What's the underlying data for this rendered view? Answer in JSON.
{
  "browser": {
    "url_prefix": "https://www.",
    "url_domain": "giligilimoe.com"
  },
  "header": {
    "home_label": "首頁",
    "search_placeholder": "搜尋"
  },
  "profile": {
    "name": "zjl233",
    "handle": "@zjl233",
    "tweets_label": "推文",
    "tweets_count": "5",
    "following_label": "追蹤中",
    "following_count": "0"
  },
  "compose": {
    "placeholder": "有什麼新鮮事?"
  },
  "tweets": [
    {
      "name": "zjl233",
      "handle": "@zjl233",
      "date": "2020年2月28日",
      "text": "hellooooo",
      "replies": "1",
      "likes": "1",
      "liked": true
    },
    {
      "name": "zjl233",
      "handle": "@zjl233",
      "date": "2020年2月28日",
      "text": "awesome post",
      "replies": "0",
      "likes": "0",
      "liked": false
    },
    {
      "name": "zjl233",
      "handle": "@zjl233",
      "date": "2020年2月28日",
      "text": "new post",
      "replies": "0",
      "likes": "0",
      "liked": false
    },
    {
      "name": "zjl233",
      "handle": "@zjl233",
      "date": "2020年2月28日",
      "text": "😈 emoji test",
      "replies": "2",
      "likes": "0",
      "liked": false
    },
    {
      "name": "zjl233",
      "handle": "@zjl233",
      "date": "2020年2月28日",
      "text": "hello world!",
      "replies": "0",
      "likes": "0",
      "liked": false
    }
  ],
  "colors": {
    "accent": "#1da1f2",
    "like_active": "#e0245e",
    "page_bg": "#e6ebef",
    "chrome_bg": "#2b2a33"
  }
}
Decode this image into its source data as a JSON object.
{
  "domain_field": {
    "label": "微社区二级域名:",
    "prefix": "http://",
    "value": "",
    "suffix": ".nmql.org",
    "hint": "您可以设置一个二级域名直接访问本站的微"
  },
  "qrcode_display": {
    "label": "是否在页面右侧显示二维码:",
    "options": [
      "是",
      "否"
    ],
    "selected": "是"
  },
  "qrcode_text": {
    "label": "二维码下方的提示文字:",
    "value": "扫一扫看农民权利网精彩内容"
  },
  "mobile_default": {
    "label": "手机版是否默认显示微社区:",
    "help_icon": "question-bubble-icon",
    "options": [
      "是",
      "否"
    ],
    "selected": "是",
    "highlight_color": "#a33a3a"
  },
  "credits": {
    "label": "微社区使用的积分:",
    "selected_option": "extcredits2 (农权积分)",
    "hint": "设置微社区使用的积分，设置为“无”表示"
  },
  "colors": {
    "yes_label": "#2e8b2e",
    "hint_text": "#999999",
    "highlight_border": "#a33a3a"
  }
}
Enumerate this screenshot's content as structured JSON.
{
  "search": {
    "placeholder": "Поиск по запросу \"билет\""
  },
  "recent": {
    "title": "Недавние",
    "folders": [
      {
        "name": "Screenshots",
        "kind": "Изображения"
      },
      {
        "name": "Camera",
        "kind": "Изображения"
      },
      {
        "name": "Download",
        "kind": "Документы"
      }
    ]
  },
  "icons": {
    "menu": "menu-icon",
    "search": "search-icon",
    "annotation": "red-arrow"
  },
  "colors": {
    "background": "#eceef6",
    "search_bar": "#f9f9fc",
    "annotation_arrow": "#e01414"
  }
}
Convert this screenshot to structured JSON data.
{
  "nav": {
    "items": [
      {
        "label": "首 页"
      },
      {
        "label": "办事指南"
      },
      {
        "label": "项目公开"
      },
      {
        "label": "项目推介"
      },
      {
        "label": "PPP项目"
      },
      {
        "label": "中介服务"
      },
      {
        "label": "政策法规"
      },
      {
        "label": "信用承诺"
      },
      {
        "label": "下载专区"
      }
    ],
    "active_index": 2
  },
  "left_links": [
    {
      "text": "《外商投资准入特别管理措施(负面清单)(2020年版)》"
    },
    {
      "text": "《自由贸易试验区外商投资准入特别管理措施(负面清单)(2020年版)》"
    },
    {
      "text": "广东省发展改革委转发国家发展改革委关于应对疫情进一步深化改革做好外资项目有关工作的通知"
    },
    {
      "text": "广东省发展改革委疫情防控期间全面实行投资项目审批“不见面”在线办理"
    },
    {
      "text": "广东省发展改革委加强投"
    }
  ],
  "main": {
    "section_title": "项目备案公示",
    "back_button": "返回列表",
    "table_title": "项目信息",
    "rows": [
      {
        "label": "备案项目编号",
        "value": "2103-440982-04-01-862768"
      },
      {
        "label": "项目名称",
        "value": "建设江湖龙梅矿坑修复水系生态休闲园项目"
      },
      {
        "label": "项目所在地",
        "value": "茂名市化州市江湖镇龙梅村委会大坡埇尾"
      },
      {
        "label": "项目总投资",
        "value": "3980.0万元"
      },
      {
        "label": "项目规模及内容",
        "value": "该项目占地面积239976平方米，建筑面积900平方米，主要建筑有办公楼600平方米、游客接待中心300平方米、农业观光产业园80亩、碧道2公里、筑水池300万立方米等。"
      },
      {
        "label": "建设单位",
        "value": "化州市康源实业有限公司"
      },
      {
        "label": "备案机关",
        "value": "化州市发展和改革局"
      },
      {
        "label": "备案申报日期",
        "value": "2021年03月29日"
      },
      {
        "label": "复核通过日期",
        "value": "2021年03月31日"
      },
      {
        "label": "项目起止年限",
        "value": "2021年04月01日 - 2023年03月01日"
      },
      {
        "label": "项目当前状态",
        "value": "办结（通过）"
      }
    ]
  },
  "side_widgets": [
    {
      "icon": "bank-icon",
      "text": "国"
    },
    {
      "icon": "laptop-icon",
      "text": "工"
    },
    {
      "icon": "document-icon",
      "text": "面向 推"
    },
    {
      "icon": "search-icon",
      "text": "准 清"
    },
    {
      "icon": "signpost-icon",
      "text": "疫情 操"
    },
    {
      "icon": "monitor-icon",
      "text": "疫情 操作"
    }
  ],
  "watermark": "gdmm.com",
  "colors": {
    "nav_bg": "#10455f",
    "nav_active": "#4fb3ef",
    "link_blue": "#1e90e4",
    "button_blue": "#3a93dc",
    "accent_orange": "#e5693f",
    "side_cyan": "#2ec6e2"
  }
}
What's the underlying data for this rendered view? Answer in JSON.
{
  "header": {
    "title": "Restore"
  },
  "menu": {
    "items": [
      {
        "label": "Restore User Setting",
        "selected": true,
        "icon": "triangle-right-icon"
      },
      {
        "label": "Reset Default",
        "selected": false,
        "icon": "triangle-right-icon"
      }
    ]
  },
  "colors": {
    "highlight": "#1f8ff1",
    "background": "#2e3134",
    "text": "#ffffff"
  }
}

═══

From the data above, extract every line in its exact form.

What's the underlying data for this rendered view? Answer in JSON.
{
  "browser": {
    "url_prefix": "https://www.",
    "url_domain": "giligilimoe.com"
  },
  "header": {
    "home_label": "首頁",
    "search_placeholder": "搜尋"
  },
  "profile": {
    "name": "zjl233",
    "handle": "@zjl233",
    "tweets_label": "推文",
    "tweets_count": "5",
    "following_label": "追蹤中",
    "following_count": "0"
  },
  "compose": {
    "placeholder": "有什麼新鮮事?"
  },
  "tweets": [
    {
      "name": "zjl233",
      "handle": "@zjl233",
      "date": "2020年2月28日",
      "text": "hellooooo",
      "replies": "1",
      "likes": "1",
      "liked": true
    },
    {
      "name": "zjl233",
      "handle": "@zjl233",
      "date": "2020年2月28日",
      "text": "awesome post",
      "replies": "0",
      "likes": "0",
      "liked": false
    },
    {
      "name": "zjl233",
      "handle": "@zjl233",
      "date": "2020年2月28日",
      "text": "new post",
      "replies": "0",
      "likes": "0",
      "liked": false
    },
    {
      "name": "zjl233",
      "handle": "@zjl233",
      "date": "2020年2月28日",
      "text": "😈 emoji test",
      "replies": "2",
      "likes": "0",
      "liked": false
    },
    {
      "name": "zjl233",
      "handle": "@zjl233",
      "date": "2020年2月28日",
      "text": "hello world!",
      "replies": "0",
      "likes": "0",
      "liked": false
    }
  ],
  "colors": {
    "accent": "#1da1f2",
    "like_active": "#e0245e",
    "page_bg": "#e6ebef",
    "chrome_bg": "#2b2a33"
  }
}
Decode this image into its source data as a JSON object.
{
  "domain_field": {
    "label": "微社区二级域名:",
    "prefix": "http://",
    "value": "",
    "suffix": ".nmql.org",
    "hint": "您可以设置一个二级域名直接访问本站的微"
  },
  "qrcode_display": {
    "label": "是否在页面右侧显示二维码:",
    "options": [
      "是",
      "否"
    ],
    "selected": "是"
  },
  "qrcode_text": {
    "label": "二维码下方的提示文字:",
    "value": "扫一扫看农民权利网精彩内容"
  },
  "mobile_default": {
    "label": "手机版是否默认显示微社区:",
    "help_icon": "question-bubble-icon",
    "options": [
      "是",
      "否"
    ],
    "selected": "是",
    "highlight_color": "#a33a3a"
  },
  "credits": {
    "label": "微社区使用的积分:",
    "selected_option": "extcredits2 (农权积分)",
    "hint": "设置微社区使用的积分，设置为“无”表示"
  },
  "colors": {
    "yes_label": "#2e8b2e",
    "hint_text": "#999999",
    "highlight_border": "#a33a3a"
  }
}
Enumerate this screenshot's content as structured JSON.
{
  "search": {
    "placeholder": "Поиск по запросу \"билет\""
  },
  "recent": {
    "title": "Недавние",
    "folders": [
      {
        "name": "Screenshots",
        "kind": "Изображения"
      },
      {
        "name": "Camera",
        "kind": "Изображения"
      },
      {
        "name": "Download",
        "kind": "Документы"
      }
    ]
  },
  "icons": {
    "menu": "menu-icon",
    "search": "search-icon",
    "annotation": "red-arrow"
  },
  "colors": {
    "background": "#eceef6",
    "search_bar": "#f9f9fc",
    "annotation_arrow": "#e01414"
  }
}
Convert this screenshot to structured JSON data.
{
  "nav": {
    "items": [
      {
        "label": "首 页"
      },
      {
        "label": "办事指南"
      },
      {
        "label": "项目公开"
      },
      {
        "label": "项目推介"
      },
      {
        "label": "PPP项目"
      },
      {
        "label": "中介服务"
      },
      {
        "label": "政策法规"
      },
      {
        "label": "信用承诺"
      },
      {
        "label": "下载专区"
      }
    ],
    "active_index": 2
  },
  "left_links": [
    {
      "text": "《外商投资准入特别管理措施(负面清单)(2020年版)》"
    },
    {
      "text": "《自由贸易试验区外商投资准入特别管理措施(负面清单)(2020年版)》"
    },
    {
      "text": "广东省发展改革委转发国家发展改革委关于应对疫情进一步深化改革做好外资项目有关工作的通知"
    },
    {
      "text": "广东省发展改革委疫情防控期间全面实行投资项目审批“不见面”在线办理"
    },
    {
      "text": "广东省发展改革委加强投"
    }
  ],
  "main": {
    "section_title": "项目备案公示",
    "back_button": "返回列表",
    "table_title": "项目信息",
    "rows": [
      {
        "label": "备案项目编号",
        "value": "2103-440982-04-01-862768"
      },
      {
        "label": "项目名称",
        "value": "建设江湖龙梅矿坑修复水系生态休闲园项目"
      },
      {
        "label": "项目所在地",
        "value": "茂名市化州市江湖镇龙梅村委会大坡埇尾"
      },
      {
        "label": "项目总投资",
        "value": "3980.0万元"
      },
      {
        "label": "项目规模及内容",
        "value": "该项目占地面积239976平方米，建筑面积900平方米，主要建筑有办公楼600平方米、游客接待中心300平方米、农业观光产业园80亩、碧道2公里、筑水池300万立方米等。"
      },
      {
        "label": "建设单位",
        "value": "化州市康源实业有限公司"
      },
      {
        "label": "备案机关",
        "value": "化州市发展和改革局"
      },
      {
        "label": "备案申报日期",
        "value": "2021年03月29日"
      },
      {
        "label": "复核通过日期",
        "value": "2021年03月31日"
      },
      {
        "label": "项目起止年限",
        "value": "2021年04月01日 - 2023年03月01日"
      },
      {
        "label": "项目当前状态",
        "value": "办结（通过）"
      }
    ]
  },
  "side_widgets": [
    {
      "icon": "bank-icon",
      "text": "国"
    },
    {
      "icon": "laptop-icon",
      "text": "工"
    },
    {
      "icon": "document-icon",
      "text": "面向 推"
    },
    {
      "icon": "search-icon",
      "text": "准 清"
    },
    {
      "icon": "signpost-icon",
      "text": "疫情 操"
    },
    {
      "icon": "monitor-icon",
      "text": "疫情 操作"
    }
  ],
  "watermark": "gdmm.com",
  "colors": {
    "nav_bg": "#10455f",
    "nav_active": "#4fb3ef",
    "link_blue": "#1e90e4",
    "button_blue": "#3a93dc",
    "accent_orange": "#e5693f",
    "side_cyan": "#2ec6e2"
  }
}
What's the underlying data for this rendered view? Answer in JSON.
{
  "header": {
    "title": "Restore"
  },
  "menu": {
    "items": [
      {
        "label": "Restore User Setting",
        "selected": true,
        "icon": "triangle-right-icon"
      },
      {
        "label": "Reset Default",
        "selected": false,
        "icon": "triangle-right-icon"
      }
    ]
  },
  "colors": {
    "highlight": "#1f8ff1",
    "background": "#2e3134",
    "text": "#ffffff"
  }
}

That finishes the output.